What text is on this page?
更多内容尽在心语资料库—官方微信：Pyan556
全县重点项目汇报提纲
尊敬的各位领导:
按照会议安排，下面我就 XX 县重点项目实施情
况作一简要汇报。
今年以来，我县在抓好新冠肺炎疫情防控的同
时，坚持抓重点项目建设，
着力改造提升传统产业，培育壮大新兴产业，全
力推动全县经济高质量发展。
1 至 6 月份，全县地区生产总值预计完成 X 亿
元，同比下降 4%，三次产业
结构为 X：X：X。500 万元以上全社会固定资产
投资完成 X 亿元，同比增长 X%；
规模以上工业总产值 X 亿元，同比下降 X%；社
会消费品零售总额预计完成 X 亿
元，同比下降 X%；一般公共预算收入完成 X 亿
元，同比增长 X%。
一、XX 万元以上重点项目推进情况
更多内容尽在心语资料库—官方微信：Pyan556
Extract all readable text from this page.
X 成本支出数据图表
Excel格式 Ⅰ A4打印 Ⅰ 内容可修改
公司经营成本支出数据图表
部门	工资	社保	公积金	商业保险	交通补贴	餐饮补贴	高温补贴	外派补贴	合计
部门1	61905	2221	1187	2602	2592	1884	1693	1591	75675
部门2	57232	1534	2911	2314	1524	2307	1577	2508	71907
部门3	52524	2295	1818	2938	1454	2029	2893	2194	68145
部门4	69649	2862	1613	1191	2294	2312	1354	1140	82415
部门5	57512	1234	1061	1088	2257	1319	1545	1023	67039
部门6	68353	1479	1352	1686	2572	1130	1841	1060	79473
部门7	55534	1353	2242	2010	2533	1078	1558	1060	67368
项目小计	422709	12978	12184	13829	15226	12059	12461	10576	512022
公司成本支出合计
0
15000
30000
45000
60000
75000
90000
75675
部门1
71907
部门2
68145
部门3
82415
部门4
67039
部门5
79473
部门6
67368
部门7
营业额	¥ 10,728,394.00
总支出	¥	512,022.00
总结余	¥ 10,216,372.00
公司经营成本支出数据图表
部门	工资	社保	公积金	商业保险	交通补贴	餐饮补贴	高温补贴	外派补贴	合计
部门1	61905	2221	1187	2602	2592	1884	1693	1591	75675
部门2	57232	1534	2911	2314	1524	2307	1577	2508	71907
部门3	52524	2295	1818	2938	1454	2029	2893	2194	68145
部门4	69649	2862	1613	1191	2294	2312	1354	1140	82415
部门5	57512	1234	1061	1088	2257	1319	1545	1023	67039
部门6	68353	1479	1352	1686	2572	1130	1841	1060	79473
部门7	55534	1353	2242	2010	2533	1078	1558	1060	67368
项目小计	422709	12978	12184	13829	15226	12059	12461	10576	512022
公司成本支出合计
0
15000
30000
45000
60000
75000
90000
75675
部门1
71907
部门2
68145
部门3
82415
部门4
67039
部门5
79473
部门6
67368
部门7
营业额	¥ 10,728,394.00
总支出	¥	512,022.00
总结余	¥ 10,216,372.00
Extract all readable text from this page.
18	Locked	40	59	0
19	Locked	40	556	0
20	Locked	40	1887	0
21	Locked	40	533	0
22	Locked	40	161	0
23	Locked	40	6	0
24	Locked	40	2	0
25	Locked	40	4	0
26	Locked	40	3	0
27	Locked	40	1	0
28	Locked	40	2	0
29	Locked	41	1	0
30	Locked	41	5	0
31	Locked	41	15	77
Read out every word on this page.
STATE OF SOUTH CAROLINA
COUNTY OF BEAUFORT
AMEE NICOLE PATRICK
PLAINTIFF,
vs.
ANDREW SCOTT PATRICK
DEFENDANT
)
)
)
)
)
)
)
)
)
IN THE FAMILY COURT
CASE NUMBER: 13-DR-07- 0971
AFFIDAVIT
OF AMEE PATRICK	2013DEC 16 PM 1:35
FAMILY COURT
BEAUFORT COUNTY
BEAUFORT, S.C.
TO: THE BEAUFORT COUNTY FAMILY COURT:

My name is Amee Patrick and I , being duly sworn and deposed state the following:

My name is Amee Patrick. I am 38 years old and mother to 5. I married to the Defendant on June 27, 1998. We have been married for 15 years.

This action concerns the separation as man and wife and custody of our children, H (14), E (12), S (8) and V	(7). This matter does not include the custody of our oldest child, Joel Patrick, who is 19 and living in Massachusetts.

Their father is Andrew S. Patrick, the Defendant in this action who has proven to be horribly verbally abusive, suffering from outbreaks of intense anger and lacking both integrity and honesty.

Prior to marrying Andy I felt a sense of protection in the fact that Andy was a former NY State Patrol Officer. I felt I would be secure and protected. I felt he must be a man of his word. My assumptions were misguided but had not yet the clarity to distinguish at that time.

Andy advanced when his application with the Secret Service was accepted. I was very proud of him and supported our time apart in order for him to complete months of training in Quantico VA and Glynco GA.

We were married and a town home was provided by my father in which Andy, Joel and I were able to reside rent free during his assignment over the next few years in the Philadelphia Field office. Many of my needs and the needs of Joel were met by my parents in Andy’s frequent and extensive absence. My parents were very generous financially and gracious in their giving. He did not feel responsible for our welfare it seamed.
------------------------------------
◆ **TASK DIRECTIONS**
Extract all of the data exactly as written.

◆ **SOLUTION FOR THIS TASK**
What text is on this page?
更多内容尽在心语资料库—官方微信：Pyan556
全县重点项目汇报提纲
尊敬的各位领导:
按照会议安排，下面我就 XX 县重点项目实施情
况作一简要汇报。
今年以来，我县在抓好新冠肺炎疫情防控的同
时，坚持抓重点项目建设，
着力改造提升传统产业，培育壮大新兴产业，全
力推动全县经济高质量发展。
1 至 6 月份，全县地区生产总值预计完成 X 亿
元，同比下降 4%，三次产业
结构为 X：X：X。500 万元以上全社会固定资产
投资完成 X 亿元，同比增长 X%；
规模以上工业总产值 X 亿元，同比下降 X%；社
会消费品零售总额预计完成 X 亿
元，同比下降 X%；一般公共预算收入完成 X 亿
元，同比增长 X%。
一、XX 万元以上重点项目推进情况
更多内容尽在心语资料库—官方微信：Pyan556
Extract all readable text from this page.
X 成本支出数据图表
Excel格式 Ⅰ A4打印 Ⅰ 内容可修改
公司经营成本支出数据图表
部门	工资	社保	公积金	商业保险	交通补贴	餐饮补贴	高温补贴	外派补贴	合计
部门1	61905	2221	1187	2602	2592	1884	1693	1591	75675
部门2	57232	1534	2911	2314	1524	2307	1577	2508	71907
部门3	52524	2295	1818	2938	1454	2029	2893	2194	68145
部门4	69649	2862	1613	1191	2294	2312	1354	1140	82415
部门5	57512	1234	1061	1088	2257	1319	1545	1023	67039
部门6	68353	1479	1352	1686	2572	1130	1841	1060	79473
部门7	55534	1353	2242	2010	2533	1078	1558	1060	67368
项目小计	422709	12978	12184	13829	15226	12059	12461	10576	512022
公司成本支出合计
0
15000
30000
45000
60000
75000
90000
75675
部门1
71907
部门2
68145
部门3
82415
部门4
67039
部门5
79473
部门6
67368
部门7
营业额	¥ 10,728,394.00
总支出	¥	512,022.00
总结余	¥ 10,216,372.00
公司经营成本支出数据图表
部门	工资	社保	公积金	商业保险	交通补贴	餐饮补贴	高温补贴	外派补贴	合计
部门1	61905	2221	1187	2602	2592	1884	1693	1591	75675
部门2	57232	1534	2911	2314	1524	2307	1577	2508	71907
部门3	52524	2295	1818	2938	1454	2029	2893	2194	68145
部门4	69649	2862	1613	1191	2294	2312	1354	1140	82415
部门5	57512	1234	1061	1088	2257	1319	1545	1023	67039
部门6	68353	1479	1352	1686	2572	1130	1841	1060	79473
部门7	55534	1353	2242	2010	2533	1078	1558	1060	67368
项目小计	422709	12978	12184	13829	15226	12059	12461	10576	512022
公司成本支出合计
0
15000
30000
45000
60000
75000
90000
75675
部门1
71907
部门2
68145
部门3
82415
部门4
67039
部门5
79473
部门6
67368
部门7
营业额	¥ 10,728,394.00
总支出	¥	512,022.00
总结余	¥ 10,216,372.00
Extract all readable text from this page.
18	Locked	40	59	0
19	Locked	40	556	0
20	Locked	40	1887	0
21	Locked	40	533	0
22	Locked	40	161	0
23	Locked	40	6	0
24	Locked	40	2	0
25	Locked	40	4	0
26	Locked	40	3	0
27	Locked	40	1	0
28	Locked	40	2	0
29	Locked	41	1	0
30	Locked	41	5	0
31	Locked	41	15	77
Read out every word on this page.
STATE OF SOUTH CAROLINA
COUNTY OF BEAUFORT
AMEE NICOLE PATRICK
PLAINTIFF,
vs.
ANDREW SCOTT PATRICK
DEFENDANT
)
)
)
)
)
)
)
)
)
IN THE FAMILY COURT
CASE NUMBER: 13-DR-07- 0971
AFFIDAVIT
OF AMEE PATRICK	2013DEC 16 PM 1:35
FAMILY COURT
BEAUFORT COUNTY
BEAUFORT, S.C.
TO: THE BEAUFORT COUNTY FAMILY COURT:

My name is Amee Patrick and I , being duly sworn and deposed state the following:

My name is Amee Patrick. I am 38 years old and mother to 5. I married to the Defendant on June 27, 1998. We have been married for 15 years.

This action concerns the separation as man and wife and custody of our children, H (14), E (12), S (8) and V	(7). This matter does not include the custody of our oldest child, Joel Patrick, who is 19 and living in Massachusetts.

Their father is Andrew S. Patrick, the Defendant in this action who has proven to be horribly verbally abusive, suffering from outbreaks of intense anger and lacking both integrity and honesty.

Prior to marrying Andy I felt a sense of protection in the fact that Andy was a former NY State Patrol Officer. I felt I would be secure and protected. I felt he must be a man of his word. My assumptions were misguided but had not yet the clarity to distinguish at that time.

Andy advanced when his application with the Secret Service was accepted. I was very proud of him and supported our time apart in order for him to complete months of training in Quantico VA and Glynco GA.

We were married and a town home was provided by my father in which Andy, Joel and I were able to reside rent free during his assignment over the next few years in the Philadelphia Field office. Many of my needs and the needs of Joel were met by my parents in Andy’s frequent and extensive absence. My parents were very generous financially and gracious in their giving. He did not feel responsible for our welfare it seamed.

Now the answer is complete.